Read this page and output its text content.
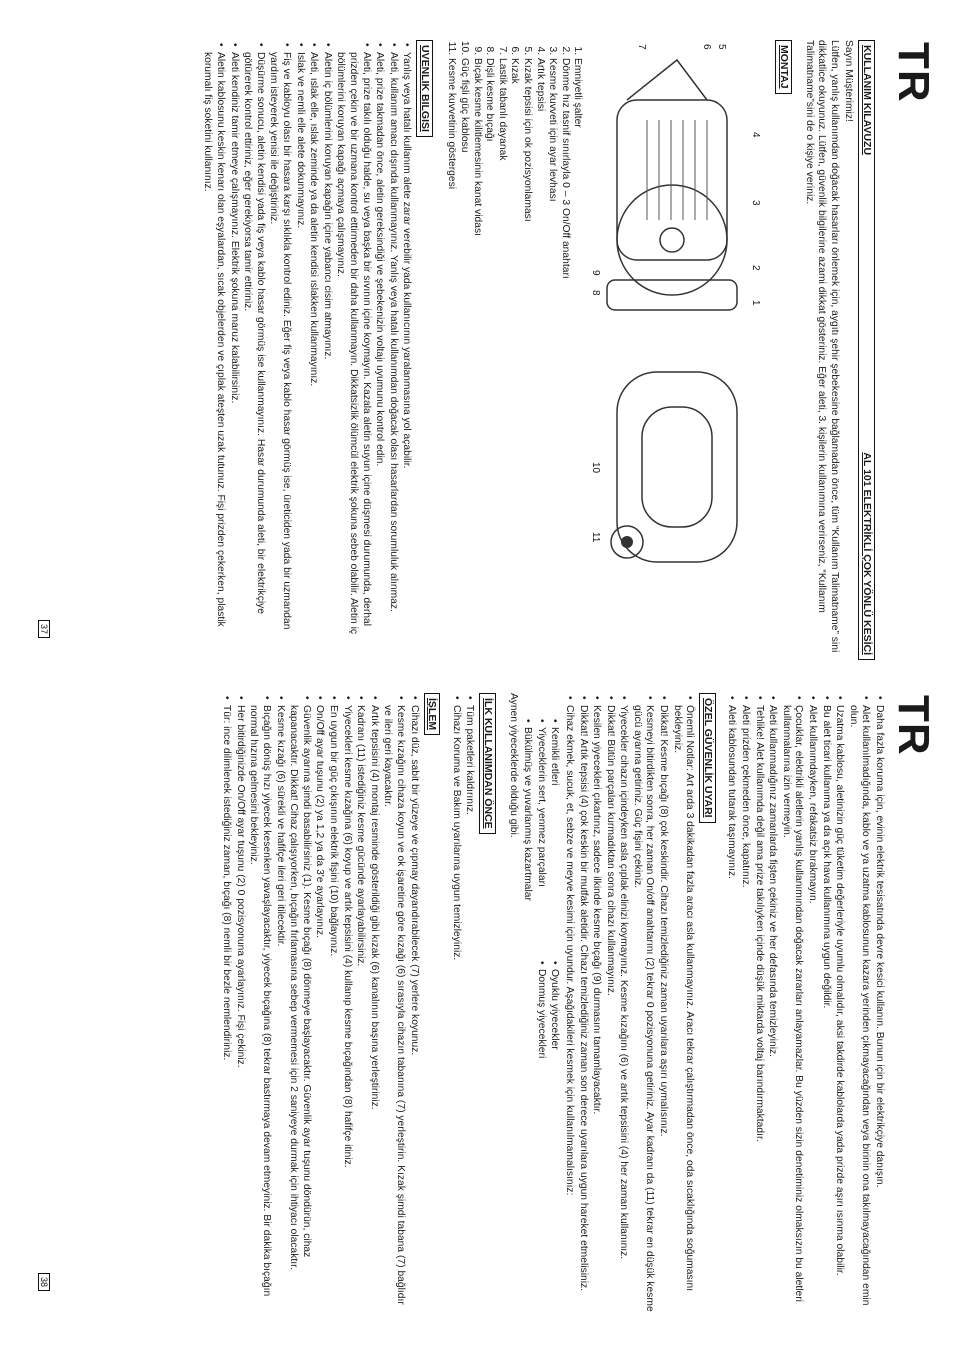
TR
KULLANIM KILAVUZU
AL 101 ELEKTRİKLİ ÇOK YÖNLÜ KESİCİ
Sayın Müşterimiz!
Lütfen, yanlış kullanımdan doğacak hasarları önlemek için, aygıtı şehir şebekesine bağlamadan önce, tüm “Kullanım Talimatname” sini dikkatlice okuyunuz. Lütfen, güvenlik bilgilerine azami dikkat gösteriniz. Eğer aleti, 3. kişilerin kullanımına verirseniz, “Kullanım Talimatname”sini de o kişiye veriniz.
MONTAJ
4
3
2
1
5
6
7
9
8
10
11
1. Emniyetli şalter
2. Dönme hız tasnif sınırlayla 0 – 3 On/Off anahtarı
3. Kesme kuvveti için ayar levhası
4. Artık tepsisi
5. Kızak tepsisi için ok pozisyonlaması
6. Kızak
7. Lastik tabanlı dayanak
8. Dişli kesme bıçağı
9. Bıçak kesme kilitlemesinin kanat vidası
10. Güç fişli güç kablosu
11. Kesme kuvvetinin göstergesi
UVENLIK BILGISI
• Yanlış veya hatalı kullanım alete zarar verebilir yada kullanıcının yaralanmasına yol açabilir.
• Aleti, kullanım amacı dışında kullanmayınız. Yanlış veya hatalı kullanımdan doğacak olası hasarlardan sorumluluk alınmaz.
• Aleti, prize takmadan önce, aletin gereksindiği ve şebekenizin voltajı uyumunu kontrol edin.
• Aleti, prize takılı olduğu halde, su veya başka bir sıvının içine koymayın. Kazala aletin suyun içine düşmesi durumunda, derhal prizden çekin ve bir uzmana kontrol ettirmeden bir daha kullanmayın. Dikkatsizlik ölümcül elektrik şokuna sebeb olabilir. Aletin iç bölümlerini koruyan kapağı açmaya çalışmayınız.
• Aletin iç bölümlerini koruyan kapağın içine yabancı cisim atmayınız.
• Aleti, ıslak elle, ıslak zeminde ya da aletin kendisi ıslakken kullanmayınız.
• Islak ve nemli elle alete dokunmayınız.
• Fiş ve kabloyu olası bir hasara karşı sıklıkla kontrol ediniz. Eğer fiş veya kablo hasar görmüş ise, üreticiden yada bir uzmandan yardım isteyerek yenisi ile değiştiriniz.
• Düşürme sonucu, aletin kendisi yada fiş veya kablo hasar görmüş ise kullanmayınız. Hasar durumunda aleti, bir elektrikçiye götürerek kontrol ettiriniz, eğer gerekiyorsa tamir ettiriniz.
• Aleti kendiniz tamir etmeye çalışmayınız. Elektrik şokuna maruz kalabilirsiniz.
• Aletin kablosunu keskin kenarı olan eşyalardan, sıcak objelerden ve çıplak ateşten uzak tutunuz. Fişi prizden çekerken, plastik korumalı fiş soketini kullanınız.
37
TR
• Daha fazla koruma için, evinin elektrik tesisatında devre kesici kullanın. Bunun için bir elektrikçiye danışın.
• Alet kullanılmadığında, kablo ve ya uzatma kablosunun kazara yerinden çıkmayacağından veya birinin ona takılmayacağından emin olun.
• Uzatma kablosu, aletinizin güç tüketim değerleriyle uyumlu olmalıdır, aksi takdirde kablolarda yada prizde aşırı ısınma olabilir.
• Bu alet ticari kullanıma ya da açık hava kullanımına uygun değildir.
• Alet kullanımdayken, refakatsiz bırakmayın.
• Çocuklar, elektrikli aletlerin yanlış kullanımından doğacak zararları anlayamazlar. Bu yüzden sizin denetiminiz olmaksızın bu aletleri kullanmalarına izin vermeyin.
• Aleti kullanmadığınız zamanlarda fişten çekiniz ve her defasında temizleyiniz.
• Tehlike! Alet kullanımda değil ama prize takılıyken içinde düşük miktarda voltaj barındırmaktadır.
• Aleti prizden çekmeden önce, kapatınız.
• Aleti kablosundan tutarak taşımayınız.
ÖZEL GÜVENLİK UYARI
• Önemli Notlar: Art arda 3 dakikadan fazla aracı asla kullanmayınız. Aracı tekrar çalıştırmadan önce, oda sıcaklığında soğumasını bekleyiniz.
• Dikkat! Kesme bıçağı (8) çok keskindir. Cihazı temizlediğiniz zaman uyarılara aşırı uymalısınız.
• Kesmeyi bitirdikten sonra, her zaman On/off anahtarını (2) tekrar 0 pozisyonuna getiriniz. Ayar kadranı da (11) tekrar en düşük kesme gücü ayarına getiriniz. Güç fişini çekiniz.
• Yiyecekler cihazın içindeyken asla çıplak elinizi koymayınız. Kesme kızağını (6) ve artık tepsisini (4) her zaman kullanınız.
• Dikkat! Bütün parçaları kurmadıktan sonra cihazı kullanmayınız.
• Kesilen yiyecekleri çıkartınız, sadece ilkinde kesme bıçağı (9) durmasını tamamlayacaktır.
• Dikkat! Artık tepsisi (4) çok keskin bir mutfak aletidir. Cihazı temizlediğiniz zaman son derece uyarılara uygun hareket etmelisiniz.
• Cihaz ekmek, sucuk, et, sebze ve meyve kesimi için uyundur. Aşağıdakileri kesmek için kullanılmamalısınız:
• Kemikli etleri
• Yiyeceklerin sert, yenmez parçaları
• Bükülmüş ve yuvarlanmış kazartmalar
• Oyuklu yiyecekler
• Donmuş yiyecekleri
Aynen yiyeceklerde olduğu gibi.
İLK KULLANIMDAN ÖNCE
• Tüm paketleri kaldırınız.
• Cihazı Koruma ve Bakım uyarılarına uygun temizleyiniz.
İŞLEM
• Cihazı düz, sabit bir yüzeye ve çıpmay dayandırabilecek (7) yerlere koyunuz.
• Kesme kızağını cihaza koyun ve ok işaretine göre kızağı (6) sırasıyla cihazın tabanına (7) yerleştirin. Kızak şimdi tabana (7) bağlıdır ve ileri geri kayacaktır.
• Artık tepsisini (4) montaj resminde gösterildiği gibi kızak (6) kanalının başına yerleştiriniz.
• Kadranı (11) istediğiniz kesme gücünde ayarlayabilirsiniz.
• Yiyecekleri kesme kızağına (6) koyup ve artık tepsisini (4) kullanıp kesme bıçağından (8) hafifçe itiniz.
• En uygun bir güç çıkışının elektrik fişini (10) bağlayınız.
• On/Off ayar tuşunu (2) ya 1,2 ya da 3'e ayarlayınız.
• Güvenlik ayarına şimdi basabilirsiniz (1). Kesme bıçağı (8) dönmeye başlayacaktır. Güvenlik ayar tuşunu döndürün, cihaz kapanacaktır. Dikkat! Cihaz çalışıyorken, bıçağın fırlamasına sebep vermemesi için 2 saniyeye durmak için ihtiyacı olacaktır.
• Kesme kızağı (6) sürekli ve hafifçe ileri geri itilecektir.
• Bıçağın dönüş hızı yiyecek kesenken yavaşlayacaktır, yiyecek bıçağına (8) tekrar bastırmaya devam etmeyiniz. Bir dakika bıçağın normal hızına gelmesini bekleyiniz.
• Her bitirdiğinizde On/Off ayar tuşunu (2) 0 pozisyonuna ayarlayınız. Fişi çekiniz.
• Tür: ince dilimlenek istediğiniz zaman, bıçağı (8) nemli bir bezle nemlendiriniz.
38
═══
Directions for this task:
Identify which lines contain the word "çalışmayınız" and copy each one.

Answer to the task:
• Aleti, prize takılı olduğu halde, su veya başka bir sıvının içine koymayın. Kazala aletin suyun içine düşmesi durumunda, derhal prizden çekin ve bir uzmana kontrol ettirmeden bir daha kullanmayın. Dikkatsizlik ölümcül elektrik şokuna sebeb olabilir. Aletin iç bölümlerini koruyan kapağı açmaya çalışmayınız.
• Aleti kendiniz tamir etmeye çalışmayınız. Elektrik şokuna maruz kalabilirsiniz.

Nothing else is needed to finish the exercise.